* **MATERIAL SHOWN**:
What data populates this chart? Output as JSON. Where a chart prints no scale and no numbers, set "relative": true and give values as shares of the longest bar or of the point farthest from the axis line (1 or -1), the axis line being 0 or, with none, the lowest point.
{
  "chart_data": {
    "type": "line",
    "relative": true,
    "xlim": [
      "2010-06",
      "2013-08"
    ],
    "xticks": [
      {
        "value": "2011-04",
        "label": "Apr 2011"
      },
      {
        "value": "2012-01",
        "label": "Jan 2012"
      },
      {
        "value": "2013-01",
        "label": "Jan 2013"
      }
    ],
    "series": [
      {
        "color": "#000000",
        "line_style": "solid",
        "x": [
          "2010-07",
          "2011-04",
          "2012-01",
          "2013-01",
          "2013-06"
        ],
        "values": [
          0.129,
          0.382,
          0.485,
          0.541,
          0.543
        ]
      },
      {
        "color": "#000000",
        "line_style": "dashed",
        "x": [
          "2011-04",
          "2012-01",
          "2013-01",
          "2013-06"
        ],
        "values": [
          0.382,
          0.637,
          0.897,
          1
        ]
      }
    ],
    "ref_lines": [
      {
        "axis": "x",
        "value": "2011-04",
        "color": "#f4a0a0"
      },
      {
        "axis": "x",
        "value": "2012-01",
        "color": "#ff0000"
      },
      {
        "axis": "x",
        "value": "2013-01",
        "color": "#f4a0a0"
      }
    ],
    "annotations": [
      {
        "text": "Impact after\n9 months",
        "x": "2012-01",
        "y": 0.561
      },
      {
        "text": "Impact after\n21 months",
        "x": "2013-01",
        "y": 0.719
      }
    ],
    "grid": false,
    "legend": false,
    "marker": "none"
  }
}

* **EXERCISE BRIEF**: Repeat the data in its entirety, character for character.

* **WRITTEN ANSWER**:
What data populates this chart? Output as JSON. Where a chart prints no scale and no numbers, set "relative": true and give values as shares of the longest bar or of the point farthest from the axis line (1 or -1), the axis line being 0 or, with none, the lowest point.
{
  "chart_data": {
    "type": "line",
    "relative": true,
    "xlim": [
      "2010-06",
      "2013-08"
    ],
    "xticks": [
      {
        "value": "2011-04",
        "label": "Apr 2011"
      },
      {
        "value": "2012-01",
        "label": "Jan 2012"
      },
      {
        "value": "2013-01",
        "label": "Jan 2013"
      }
    ],
    "series": [
      {
        "color": "#000000",
        "line_style": "solid",
        "x": [
          "2010-07",
          "2011-04",
          "2012-01",
          "2013-01",
          "2013-06"
        ],
        "values": [
          0.129,
          0.382,
          0.485,
          0.541,
          0.543
        ]
      },
      {
        "color": "#000000",
        "line_style": "dashed",
        "x": [
          "2011-04",
          "2012-01",
          "2013-01",
          "2013-06"
        ],
        "values": [
          0.382,
          0.637,
          0.897,
          1
        ]
      }
    ],
    "ref_lines": [
      {
        "axis": "x",
        "value": "2011-04",
        "color": "#f4a0a0"
      },
      {
        "axis": "x",
        "value": "2012-01",
        "color": "#ff0000"
      },
      {
        "axis": "x",
        "value": "2013-01",
        "color": "#f4a0a0"
      }
    ],
    "annotations": [
      {
        "text": "Impact after\n9 months",
        "x": "2012-01",
        "y": 0.561
      },
      {
        "text": "Impact after\n21 months",
        "x": "2013-01",
        "y": 0.719
      }
    ],
    "grid": false,
    "legend": false,
    "marker": "none"
  }
}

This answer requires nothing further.